(Excerpt from a dataset)
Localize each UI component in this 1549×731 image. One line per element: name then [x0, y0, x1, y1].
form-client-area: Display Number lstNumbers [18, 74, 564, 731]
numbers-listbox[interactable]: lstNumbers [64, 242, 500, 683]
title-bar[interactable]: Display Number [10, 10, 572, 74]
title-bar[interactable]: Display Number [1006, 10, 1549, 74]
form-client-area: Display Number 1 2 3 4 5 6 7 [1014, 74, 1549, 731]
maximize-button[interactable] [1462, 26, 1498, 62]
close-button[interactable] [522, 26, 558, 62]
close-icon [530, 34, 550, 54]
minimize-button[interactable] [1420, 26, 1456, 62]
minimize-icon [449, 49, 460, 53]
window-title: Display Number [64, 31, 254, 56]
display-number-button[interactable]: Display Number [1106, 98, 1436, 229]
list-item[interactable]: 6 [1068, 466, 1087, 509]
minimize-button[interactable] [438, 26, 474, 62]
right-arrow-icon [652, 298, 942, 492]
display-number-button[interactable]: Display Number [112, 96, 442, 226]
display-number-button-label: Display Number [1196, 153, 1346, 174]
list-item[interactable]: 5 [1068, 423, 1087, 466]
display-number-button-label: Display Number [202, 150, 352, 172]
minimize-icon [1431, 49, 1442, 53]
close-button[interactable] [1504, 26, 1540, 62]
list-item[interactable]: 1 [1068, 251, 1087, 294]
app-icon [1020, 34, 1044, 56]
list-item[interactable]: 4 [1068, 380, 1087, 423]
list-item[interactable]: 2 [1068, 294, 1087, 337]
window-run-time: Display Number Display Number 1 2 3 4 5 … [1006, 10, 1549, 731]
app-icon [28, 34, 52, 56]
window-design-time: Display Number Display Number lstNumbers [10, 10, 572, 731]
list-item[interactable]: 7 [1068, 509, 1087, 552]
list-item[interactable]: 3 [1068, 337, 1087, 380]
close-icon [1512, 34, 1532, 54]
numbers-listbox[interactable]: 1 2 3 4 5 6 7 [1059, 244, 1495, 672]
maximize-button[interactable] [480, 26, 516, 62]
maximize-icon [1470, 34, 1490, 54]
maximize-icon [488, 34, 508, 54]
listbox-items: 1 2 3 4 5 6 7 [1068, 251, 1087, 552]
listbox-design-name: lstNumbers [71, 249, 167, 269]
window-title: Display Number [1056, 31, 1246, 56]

WHAT IS EXPECTED. Please recast every line of the material above as a Markdown table with two columns, Row and Line. Number the rows in order and leave out blank lines.

FULL OUTPUT.
| Row | Line |
|---|---|
| 1 | Localize each UI component in this 1549×731 image. One line per element: name then [x0, y0, x1, y1]. |
| 2 | form-client-area: Display Number lstNumbers [18, 74, 564, 731] |
| 3 | numbers-listbox[interactable]: lstNumbers [64, 242, 500, 683] |
| 4 | title-bar[interactable]: Display Number [10, 10, 572, 74] |
| 5 | title-bar[interactable]: Display Number [1006, 10, 1549, 74] |
| 6 | form-client-area: Display Number 1 2 3 4 5 6 7 [1014, 74, 1549, 731] |
| 7 | maximize-button[interactable] [1462, 26, 1498, 62] |
| 8 | close-button[interactable] [522, 26, 558, 62] |
| 9 | close-icon [530, 34, 550, 54] |
| 10 | minimize-button[interactable] [1420, 26, 1456, 62] |
| 11 | minimize-icon [449, 49, 460, 53] |
| 12 | window-title: Display Number [64, 31, 254, 56] |
| 13 | display-number-button[interactable]: Display Number [1106, 98, 1436, 229] |
| 14 | list-item[interactable]: 6 [1068, 466, 1087, 509] |
| 15 | minimize-button[interactable] [438, 26, 474, 62] |
| 16 | right-arrow-icon [652, 298, 942, 492] |
| 17 | display-number-button[interactable]: Display Number [112, 96, 442, 226] |
| 18 | display-number-button-label: Display Number [1196, 153, 1346, 174] |
| 19 | list-item[interactable]: 5 [1068, 423, 1087, 466] |
| 20 | display-number-button-label: Display Number [202, 150, 352, 172] |
| 21 | minimize-icon [1431, 49, 1442, 53] |
| 22 | close-button[interactable] [1504, 26, 1540, 62] |
| 23 | list-item[interactable]: 1 [1068, 251, 1087, 294] |
| 24 | app-icon [1020, 34, 1044, 56] |
| 25 | list-item[interactable]: 4 [1068, 380, 1087, 423] |
| 26 | list-item[interactable]: 2 [1068, 294, 1087, 337] |
| 27 | window-run-time: Display Number Display Number 1 2 3 4 5 … [1006, 10, 1549, 731] |
| 28 | app-icon [28, 34, 52, 56] |
| 29 | window-design-time: Display Number Display Number lstNumbers [10, 10, 572, 731] |
| 30 | list-item[interactable]: 7 [1068, 509, 1087, 552] |
| 31 | list-item[interactable]: 3 [1068, 337, 1087, 380] |
| 32 | close-icon [1512, 34, 1532, 54] |
| 33 | numbers-listbox[interactable]: 1 2 3 4 5 6 7 [1059, 244, 1495, 672] |
| 34 | maximize-button[interactable] [480, 26, 516, 62] |
| 35 | maximize-icon [1470, 34, 1490, 54] |
| 36 | maximize-icon [488, 34, 508, 54] |
| 37 | listbox-items: 1 2 3 4 5 6 7 [1068, 251, 1087, 552] |
| 38 | listbox-design-name: lstNumbers [71, 249, 167, 269] |
| 39 | window-title: Display Number [1056, 31, 1246, 56] |